▶ INPUT
-*-
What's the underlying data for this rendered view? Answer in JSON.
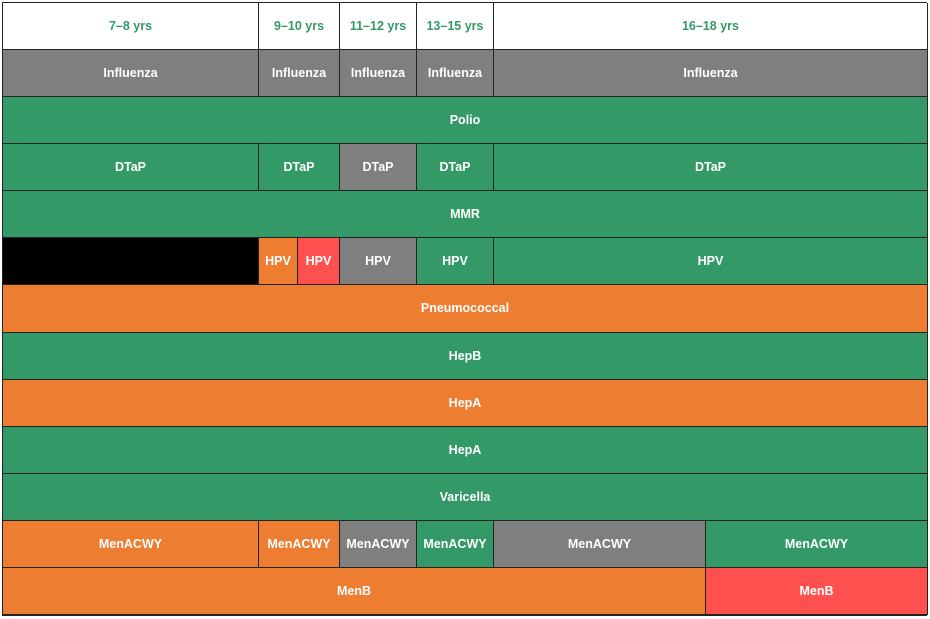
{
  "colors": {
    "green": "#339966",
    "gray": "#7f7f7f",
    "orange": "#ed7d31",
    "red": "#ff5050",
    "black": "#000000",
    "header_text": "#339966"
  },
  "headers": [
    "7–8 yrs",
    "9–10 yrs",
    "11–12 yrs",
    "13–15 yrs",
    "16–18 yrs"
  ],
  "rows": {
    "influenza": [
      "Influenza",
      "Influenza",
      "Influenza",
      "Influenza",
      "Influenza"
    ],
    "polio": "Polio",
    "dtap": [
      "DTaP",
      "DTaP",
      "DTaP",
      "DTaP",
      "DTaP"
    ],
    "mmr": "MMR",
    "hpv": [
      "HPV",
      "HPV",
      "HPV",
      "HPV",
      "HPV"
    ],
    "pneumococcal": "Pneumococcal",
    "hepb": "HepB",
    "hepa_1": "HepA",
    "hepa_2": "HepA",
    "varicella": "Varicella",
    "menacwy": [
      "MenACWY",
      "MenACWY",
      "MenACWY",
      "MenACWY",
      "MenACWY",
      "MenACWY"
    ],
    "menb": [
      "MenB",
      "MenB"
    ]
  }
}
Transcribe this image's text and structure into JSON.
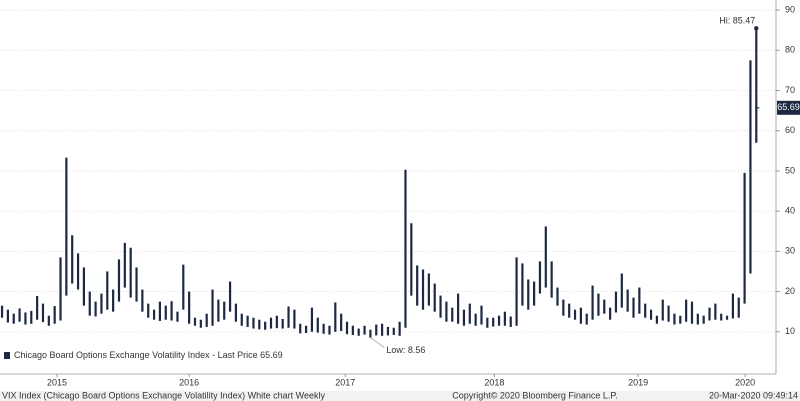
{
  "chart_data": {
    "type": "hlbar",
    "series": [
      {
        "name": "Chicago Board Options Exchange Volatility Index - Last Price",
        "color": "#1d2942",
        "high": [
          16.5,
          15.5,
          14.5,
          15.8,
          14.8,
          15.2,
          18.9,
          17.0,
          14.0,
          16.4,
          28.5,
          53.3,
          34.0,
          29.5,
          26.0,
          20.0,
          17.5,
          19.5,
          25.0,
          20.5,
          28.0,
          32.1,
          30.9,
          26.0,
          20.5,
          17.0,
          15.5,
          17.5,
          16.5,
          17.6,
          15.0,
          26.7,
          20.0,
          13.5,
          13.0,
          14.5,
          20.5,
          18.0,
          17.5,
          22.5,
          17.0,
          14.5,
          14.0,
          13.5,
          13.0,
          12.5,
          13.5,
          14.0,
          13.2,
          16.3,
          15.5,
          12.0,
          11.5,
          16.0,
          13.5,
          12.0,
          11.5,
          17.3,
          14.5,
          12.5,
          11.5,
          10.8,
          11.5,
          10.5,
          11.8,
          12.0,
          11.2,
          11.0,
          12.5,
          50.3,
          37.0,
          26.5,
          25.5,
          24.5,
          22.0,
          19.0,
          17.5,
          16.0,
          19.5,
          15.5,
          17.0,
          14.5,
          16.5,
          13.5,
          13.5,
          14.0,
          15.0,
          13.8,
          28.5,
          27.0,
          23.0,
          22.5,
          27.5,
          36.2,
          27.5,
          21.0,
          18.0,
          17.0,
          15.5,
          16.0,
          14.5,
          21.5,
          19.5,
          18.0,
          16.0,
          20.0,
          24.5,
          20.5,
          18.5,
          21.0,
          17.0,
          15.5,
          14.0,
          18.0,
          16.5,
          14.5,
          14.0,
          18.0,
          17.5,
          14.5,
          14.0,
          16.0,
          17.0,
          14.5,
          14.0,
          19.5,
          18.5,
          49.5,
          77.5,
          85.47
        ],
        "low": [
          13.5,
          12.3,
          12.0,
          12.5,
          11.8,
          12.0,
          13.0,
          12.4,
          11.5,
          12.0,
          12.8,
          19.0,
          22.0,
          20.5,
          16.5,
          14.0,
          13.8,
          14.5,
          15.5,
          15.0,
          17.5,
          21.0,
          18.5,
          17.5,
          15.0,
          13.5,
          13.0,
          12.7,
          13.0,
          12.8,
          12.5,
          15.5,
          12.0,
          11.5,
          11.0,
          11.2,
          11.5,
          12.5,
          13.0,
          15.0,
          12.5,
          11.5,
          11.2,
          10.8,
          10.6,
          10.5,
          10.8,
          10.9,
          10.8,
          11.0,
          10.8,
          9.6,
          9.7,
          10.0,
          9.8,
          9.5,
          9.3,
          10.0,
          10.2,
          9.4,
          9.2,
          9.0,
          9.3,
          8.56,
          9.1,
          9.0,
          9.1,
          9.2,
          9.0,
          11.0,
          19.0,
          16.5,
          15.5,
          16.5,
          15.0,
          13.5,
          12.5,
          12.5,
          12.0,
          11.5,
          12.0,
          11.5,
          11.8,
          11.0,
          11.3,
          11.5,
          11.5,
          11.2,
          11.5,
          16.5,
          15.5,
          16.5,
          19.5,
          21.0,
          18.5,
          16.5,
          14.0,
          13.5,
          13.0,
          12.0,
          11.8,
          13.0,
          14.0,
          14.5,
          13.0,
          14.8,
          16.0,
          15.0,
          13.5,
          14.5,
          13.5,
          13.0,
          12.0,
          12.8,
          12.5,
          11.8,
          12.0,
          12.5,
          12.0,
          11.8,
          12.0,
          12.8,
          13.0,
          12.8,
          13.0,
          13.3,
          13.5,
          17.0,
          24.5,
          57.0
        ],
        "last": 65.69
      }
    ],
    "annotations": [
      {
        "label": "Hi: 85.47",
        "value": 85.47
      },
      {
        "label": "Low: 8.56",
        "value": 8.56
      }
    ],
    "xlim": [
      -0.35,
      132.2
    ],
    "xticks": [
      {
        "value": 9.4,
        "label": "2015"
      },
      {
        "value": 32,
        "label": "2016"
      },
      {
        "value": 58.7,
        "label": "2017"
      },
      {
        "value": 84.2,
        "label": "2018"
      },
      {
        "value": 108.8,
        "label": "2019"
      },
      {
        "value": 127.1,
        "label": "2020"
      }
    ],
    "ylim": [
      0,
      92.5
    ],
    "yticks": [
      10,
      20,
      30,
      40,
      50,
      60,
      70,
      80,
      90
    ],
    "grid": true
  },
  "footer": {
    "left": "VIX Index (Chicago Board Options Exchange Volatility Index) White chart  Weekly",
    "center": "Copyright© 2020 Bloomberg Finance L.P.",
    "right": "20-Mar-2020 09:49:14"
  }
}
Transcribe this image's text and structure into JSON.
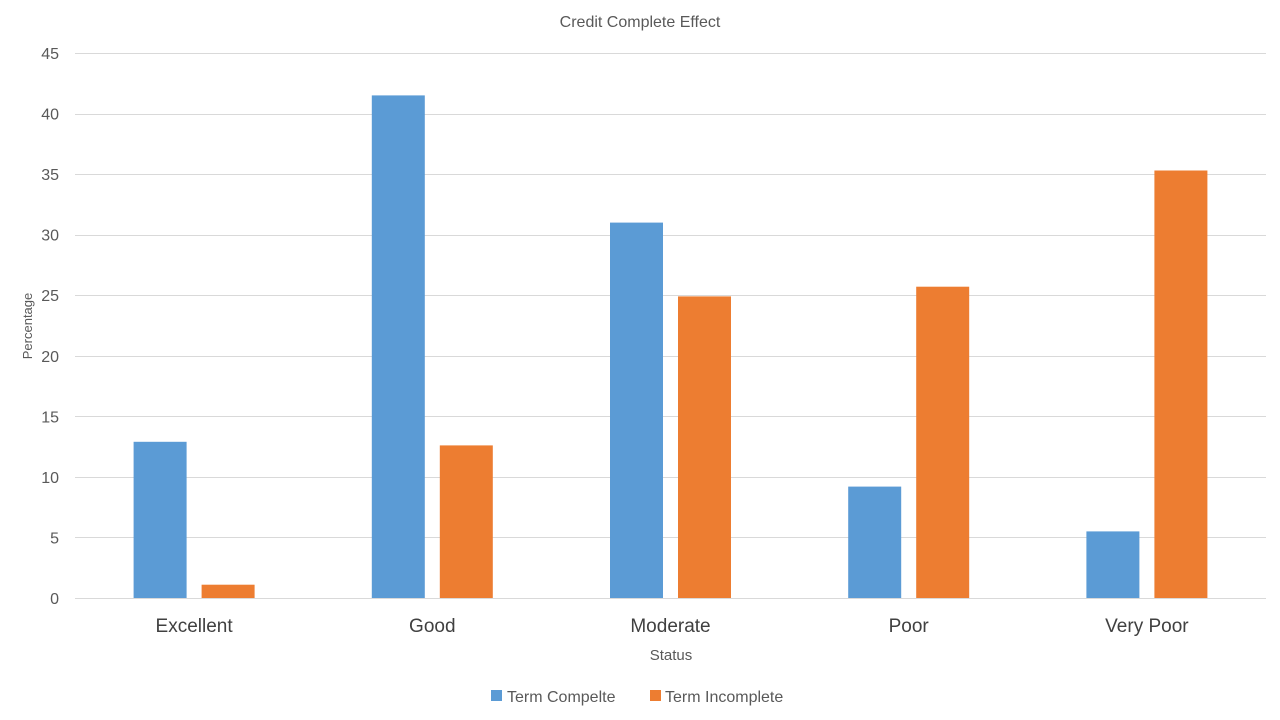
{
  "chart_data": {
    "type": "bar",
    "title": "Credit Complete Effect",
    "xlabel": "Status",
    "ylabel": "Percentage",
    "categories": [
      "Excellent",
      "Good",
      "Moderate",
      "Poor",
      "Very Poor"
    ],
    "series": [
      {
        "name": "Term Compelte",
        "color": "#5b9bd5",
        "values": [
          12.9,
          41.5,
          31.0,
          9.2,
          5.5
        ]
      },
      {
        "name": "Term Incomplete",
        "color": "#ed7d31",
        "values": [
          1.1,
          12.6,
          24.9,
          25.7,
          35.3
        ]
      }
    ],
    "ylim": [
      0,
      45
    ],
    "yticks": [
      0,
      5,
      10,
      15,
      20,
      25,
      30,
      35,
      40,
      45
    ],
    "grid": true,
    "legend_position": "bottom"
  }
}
-*-
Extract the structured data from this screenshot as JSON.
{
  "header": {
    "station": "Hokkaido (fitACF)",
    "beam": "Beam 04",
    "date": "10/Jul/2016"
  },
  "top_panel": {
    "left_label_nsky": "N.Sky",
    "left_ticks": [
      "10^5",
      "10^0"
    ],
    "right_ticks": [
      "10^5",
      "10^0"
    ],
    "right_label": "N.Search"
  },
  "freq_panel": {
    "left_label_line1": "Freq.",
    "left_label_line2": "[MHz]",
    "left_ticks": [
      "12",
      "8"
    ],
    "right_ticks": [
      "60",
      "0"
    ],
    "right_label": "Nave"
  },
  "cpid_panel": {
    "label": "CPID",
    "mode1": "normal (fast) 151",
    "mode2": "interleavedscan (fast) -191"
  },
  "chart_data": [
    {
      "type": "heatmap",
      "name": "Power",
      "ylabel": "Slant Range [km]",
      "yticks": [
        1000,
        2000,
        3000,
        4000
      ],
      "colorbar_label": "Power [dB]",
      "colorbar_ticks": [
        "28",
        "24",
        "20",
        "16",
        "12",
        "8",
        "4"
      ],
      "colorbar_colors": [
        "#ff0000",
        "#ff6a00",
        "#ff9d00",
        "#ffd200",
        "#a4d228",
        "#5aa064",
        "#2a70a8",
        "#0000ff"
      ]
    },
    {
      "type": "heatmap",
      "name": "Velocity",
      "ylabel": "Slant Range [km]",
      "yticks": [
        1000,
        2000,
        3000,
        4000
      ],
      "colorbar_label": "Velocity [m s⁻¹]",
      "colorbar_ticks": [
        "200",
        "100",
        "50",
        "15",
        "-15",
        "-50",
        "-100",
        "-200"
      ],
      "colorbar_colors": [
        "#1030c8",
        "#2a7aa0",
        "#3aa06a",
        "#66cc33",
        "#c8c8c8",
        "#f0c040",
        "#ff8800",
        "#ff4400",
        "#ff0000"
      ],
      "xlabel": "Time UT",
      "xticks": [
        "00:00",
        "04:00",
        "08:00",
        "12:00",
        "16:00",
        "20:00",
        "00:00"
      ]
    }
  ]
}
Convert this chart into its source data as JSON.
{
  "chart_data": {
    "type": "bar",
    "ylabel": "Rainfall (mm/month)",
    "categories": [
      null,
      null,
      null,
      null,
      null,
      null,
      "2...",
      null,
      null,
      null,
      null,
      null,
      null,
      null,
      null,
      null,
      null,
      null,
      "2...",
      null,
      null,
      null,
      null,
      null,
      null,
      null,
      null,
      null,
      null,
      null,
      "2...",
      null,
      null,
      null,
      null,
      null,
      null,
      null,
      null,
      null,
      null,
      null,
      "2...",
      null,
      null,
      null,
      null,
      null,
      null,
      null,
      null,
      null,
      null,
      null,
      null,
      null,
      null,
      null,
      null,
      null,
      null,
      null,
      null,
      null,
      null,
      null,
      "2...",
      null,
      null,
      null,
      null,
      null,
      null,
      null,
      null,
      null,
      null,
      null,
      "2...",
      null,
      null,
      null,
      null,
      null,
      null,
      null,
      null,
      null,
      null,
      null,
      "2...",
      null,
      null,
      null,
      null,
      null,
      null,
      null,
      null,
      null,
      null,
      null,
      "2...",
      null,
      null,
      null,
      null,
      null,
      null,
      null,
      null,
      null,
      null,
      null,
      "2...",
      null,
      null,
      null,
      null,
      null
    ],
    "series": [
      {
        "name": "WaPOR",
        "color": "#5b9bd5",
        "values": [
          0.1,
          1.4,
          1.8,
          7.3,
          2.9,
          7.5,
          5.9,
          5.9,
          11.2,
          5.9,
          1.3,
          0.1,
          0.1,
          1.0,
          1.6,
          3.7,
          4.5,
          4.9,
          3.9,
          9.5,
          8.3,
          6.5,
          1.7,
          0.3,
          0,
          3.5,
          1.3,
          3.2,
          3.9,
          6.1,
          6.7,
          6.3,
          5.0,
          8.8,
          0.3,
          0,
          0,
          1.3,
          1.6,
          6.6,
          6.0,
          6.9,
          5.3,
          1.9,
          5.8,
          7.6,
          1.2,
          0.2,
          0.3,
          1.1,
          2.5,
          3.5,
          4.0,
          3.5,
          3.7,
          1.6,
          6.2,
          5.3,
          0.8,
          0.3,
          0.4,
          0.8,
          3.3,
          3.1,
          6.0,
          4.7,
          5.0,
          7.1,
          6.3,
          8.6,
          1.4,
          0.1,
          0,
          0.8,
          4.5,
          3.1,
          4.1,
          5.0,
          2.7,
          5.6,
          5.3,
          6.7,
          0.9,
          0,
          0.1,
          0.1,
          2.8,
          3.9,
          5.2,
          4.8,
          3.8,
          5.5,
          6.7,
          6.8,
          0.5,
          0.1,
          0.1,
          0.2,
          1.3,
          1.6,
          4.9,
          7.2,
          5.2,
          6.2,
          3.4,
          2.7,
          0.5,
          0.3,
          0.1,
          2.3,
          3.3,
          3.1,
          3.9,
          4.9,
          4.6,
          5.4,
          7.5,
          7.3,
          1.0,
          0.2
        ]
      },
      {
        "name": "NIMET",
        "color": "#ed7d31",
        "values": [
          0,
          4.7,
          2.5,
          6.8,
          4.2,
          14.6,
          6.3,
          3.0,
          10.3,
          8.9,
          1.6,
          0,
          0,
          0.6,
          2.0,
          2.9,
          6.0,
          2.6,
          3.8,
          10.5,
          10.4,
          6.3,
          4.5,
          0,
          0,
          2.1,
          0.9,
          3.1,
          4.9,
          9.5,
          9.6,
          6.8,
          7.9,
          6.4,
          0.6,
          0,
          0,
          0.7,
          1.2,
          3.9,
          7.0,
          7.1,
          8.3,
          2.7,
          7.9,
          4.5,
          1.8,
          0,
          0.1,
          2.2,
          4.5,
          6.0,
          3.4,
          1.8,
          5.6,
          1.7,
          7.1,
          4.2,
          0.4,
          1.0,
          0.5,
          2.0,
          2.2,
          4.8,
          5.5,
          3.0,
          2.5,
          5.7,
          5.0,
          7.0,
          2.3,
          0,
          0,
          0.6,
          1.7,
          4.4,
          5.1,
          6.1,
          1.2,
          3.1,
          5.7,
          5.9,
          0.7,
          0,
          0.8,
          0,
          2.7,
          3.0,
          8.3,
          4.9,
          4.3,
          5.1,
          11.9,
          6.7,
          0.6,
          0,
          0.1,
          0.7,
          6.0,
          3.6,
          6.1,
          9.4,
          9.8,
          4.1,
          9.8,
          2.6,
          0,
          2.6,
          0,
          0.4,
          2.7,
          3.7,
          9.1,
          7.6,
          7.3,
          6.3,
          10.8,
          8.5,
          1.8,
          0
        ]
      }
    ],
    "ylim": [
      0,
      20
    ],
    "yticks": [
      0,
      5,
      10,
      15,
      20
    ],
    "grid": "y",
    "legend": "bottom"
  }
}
-*-
▶ TASK GOAL
Identify the lines that hold the word "name". Copy every one of them.

▶ ANSWER TO THIS EXERCISE
        "name": "Chicago Board Options Exchange Volatility Index - Last Price",
        "name": "Term Compelte",
        "name": "Term Incomplete",
      "name": "Power",
      "name": "Velocity",
        "name": "WaPOR",
        "name": "NIMET",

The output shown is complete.